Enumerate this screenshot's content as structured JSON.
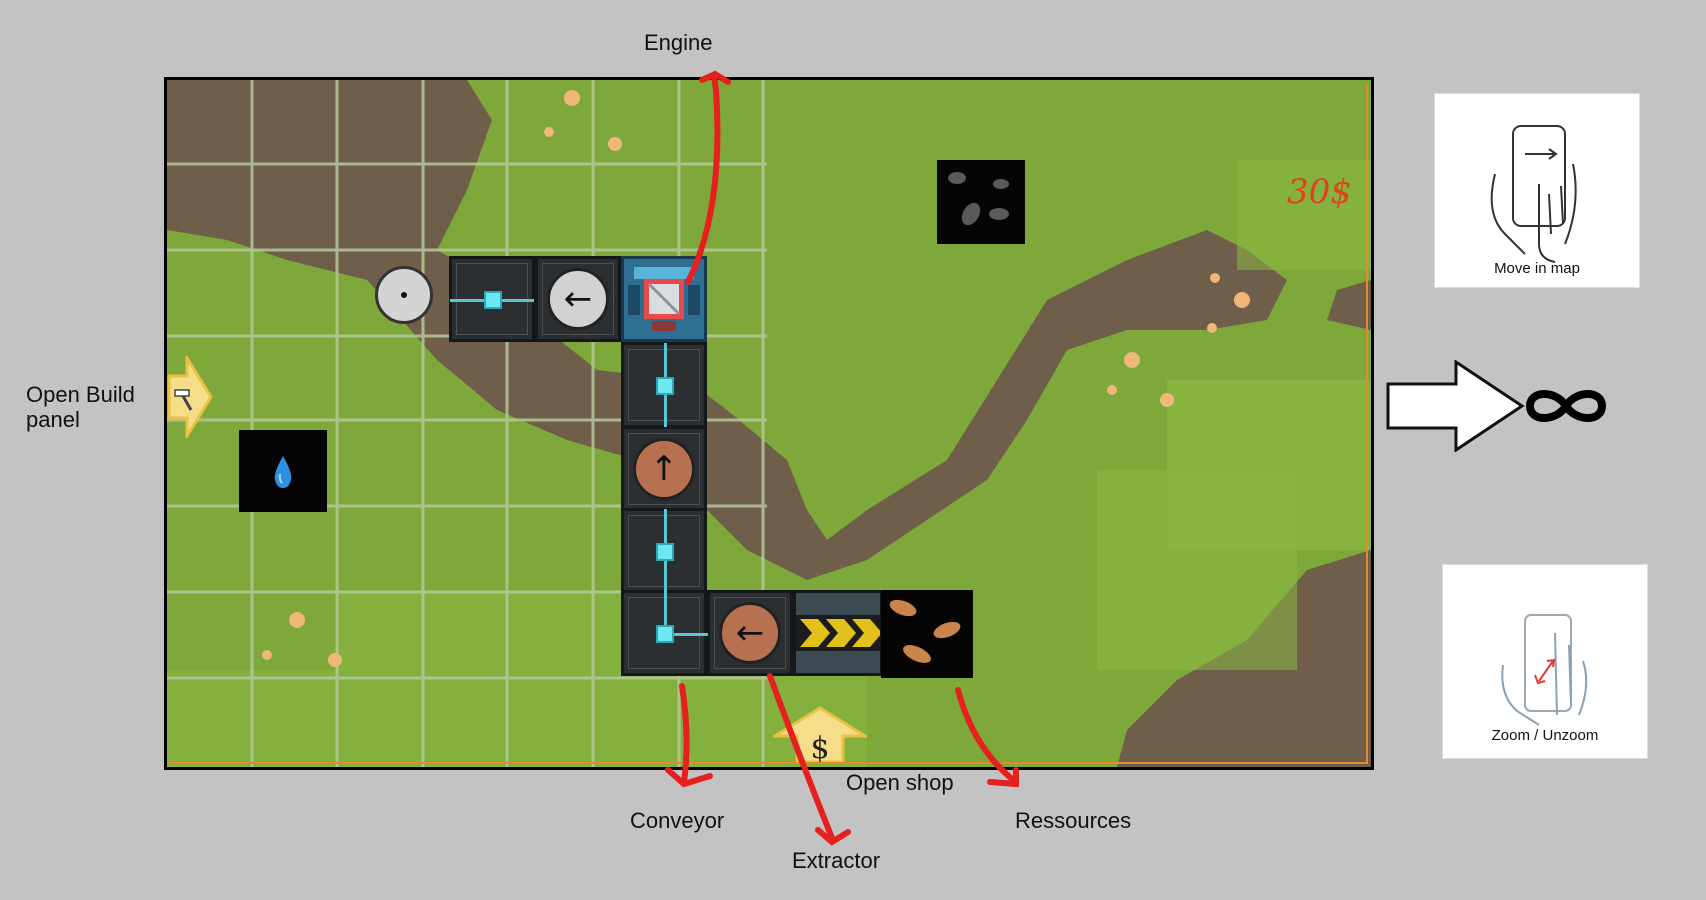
{
  "labels": {
    "engine": "Engine",
    "open_build_panel": "Open Build panel",
    "open_shop": "Open shop",
    "conveyor": "Conveyor",
    "extractor": "Extractor",
    "ressources": "Ressources"
  },
  "hud": {
    "money": "30$"
  },
  "gesture_cards": {
    "move": "Move in map",
    "zoom": "Zoom / Unzoom"
  },
  "icons": {
    "build_button": "hammer-icon",
    "shop_button": "dollar-icon",
    "infinity": "infinity-icon",
    "water_resource": "water-drop-icon",
    "ore_copper": "copper-ore-icon",
    "ore_coal": "coal-ore-icon"
  },
  "colors": {
    "grass": "#7fa83a",
    "dirt": "#6f5f4a",
    "annotation_arrow": "#e5201e",
    "button_yellow": "#f5dd8a",
    "belt_yellow": "#e2c21a",
    "wire_cyan": "#6de7f0"
  }
}
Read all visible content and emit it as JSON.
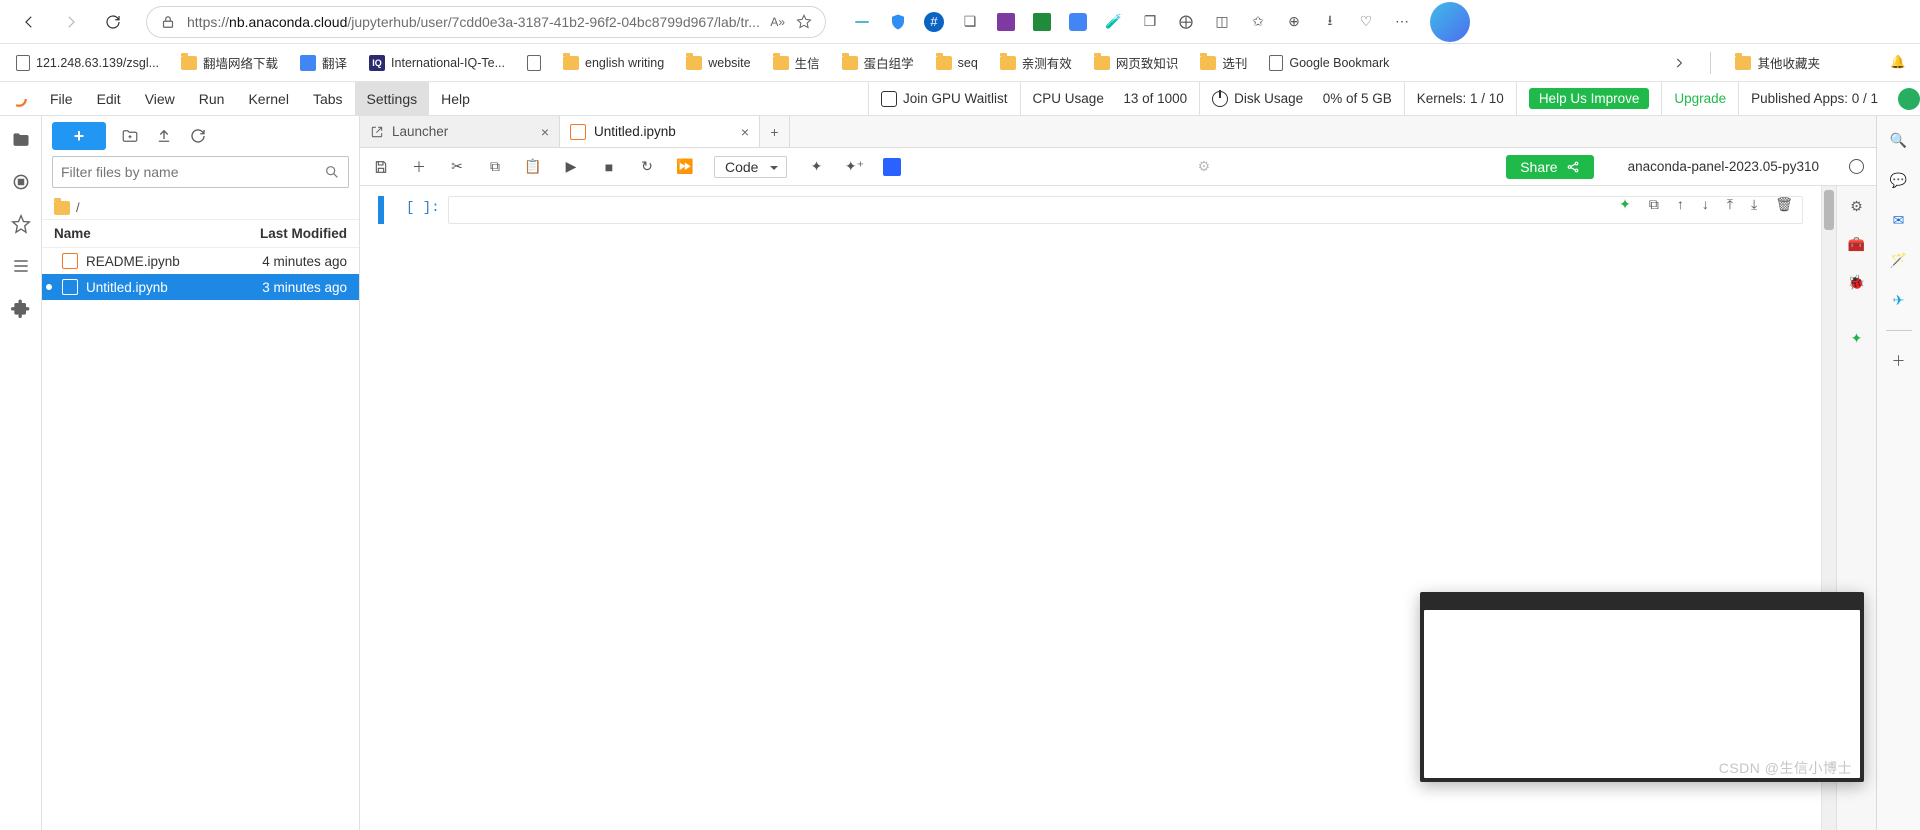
{
  "browser": {
    "url_host": "nb.anaconda.cloud",
    "url_path": "/jupyterhub/user/7cdd0e3a-3187-41b2-96f2-04bc8799d967/lab/tr...",
    "reader_badge": "A»"
  },
  "bookmarks": [
    {
      "icon": "page",
      "label": "121.248.63.139/zsgl..."
    },
    {
      "icon": "folder",
      "label": "翻墙网络下载"
    },
    {
      "icon": "trans",
      "label": "翻译"
    },
    {
      "icon": "iq",
      "label": "International-IQ-Te..."
    },
    {
      "icon": "page",
      "label": ""
    },
    {
      "icon": "folder",
      "label": "english writing"
    },
    {
      "icon": "folder",
      "label": "website"
    },
    {
      "icon": "folder",
      "label": "生信"
    },
    {
      "icon": "folder",
      "label": "蛋白组学"
    },
    {
      "icon": "folder",
      "label": "seq"
    },
    {
      "icon": "folder",
      "label": "亲测有效"
    },
    {
      "icon": "folder",
      "label": "网页致知识"
    },
    {
      "icon": "folder",
      "label": "选刊"
    },
    {
      "icon": "page",
      "label": "Google Bookmark"
    }
  ],
  "bookmarks_overflow": "其他收藏夹",
  "menubar": [
    "File",
    "Edit",
    "View",
    "Run",
    "Kernel",
    "Tabs",
    "Settings",
    "Help"
  ],
  "menubar_active": 6,
  "statusbar": {
    "gpu": "Join GPU Waitlist",
    "cpu_label": "CPU Usage",
    "cpu_value": "13 of 1000",
    "disk_label": "Disk Usage",
    "disk_value": "0% of 5 GB",
    "kernels": "Kernels: 1 / 10",
    "help": "Help Us Improve",
    "upgrade": "Upgrade",
    "apps": "Published Apps: 0 / 1"
  },
  "filebrowser": {
    "filter_placeholder": "Filter files by name",
    "breadcrumb": "/",
    "columns": {
      "name": "Name",
      "modified": "Last Modified"
    },
    "files": [
      {
        "name": "README.ipynb",
        "modified": "4 minutes ago",
        "selected": false
      },
      {
        "name": "Untitled.ipynb",
        "modified": "3 minutes ago",
        "selected": true
      }
    ]
  },
  "tabs": [
    {
      "icon": "launch",
      "label": "Launcher",
      "active": false
    },
    {
      "icon": "nb",
      "label": "Untitled.ipynb",
      "active": true
    }
  ],
  "notebook": {
    "celltype": "Code",
    "share": "Share",
    "kernel": "anaconda-panel-2023.05-py310",
    "prompt": "[ ]:"
  },
  "watermark": "CSDN @生信小博士"
}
- - - -
Short exercise:
Look over the listing. Pull out every line with the string "panel" in it.

Result of this task:
    "open_build_panel": "Open Build panel",
    "kernel": "anaconda-panel-2023.05-py310",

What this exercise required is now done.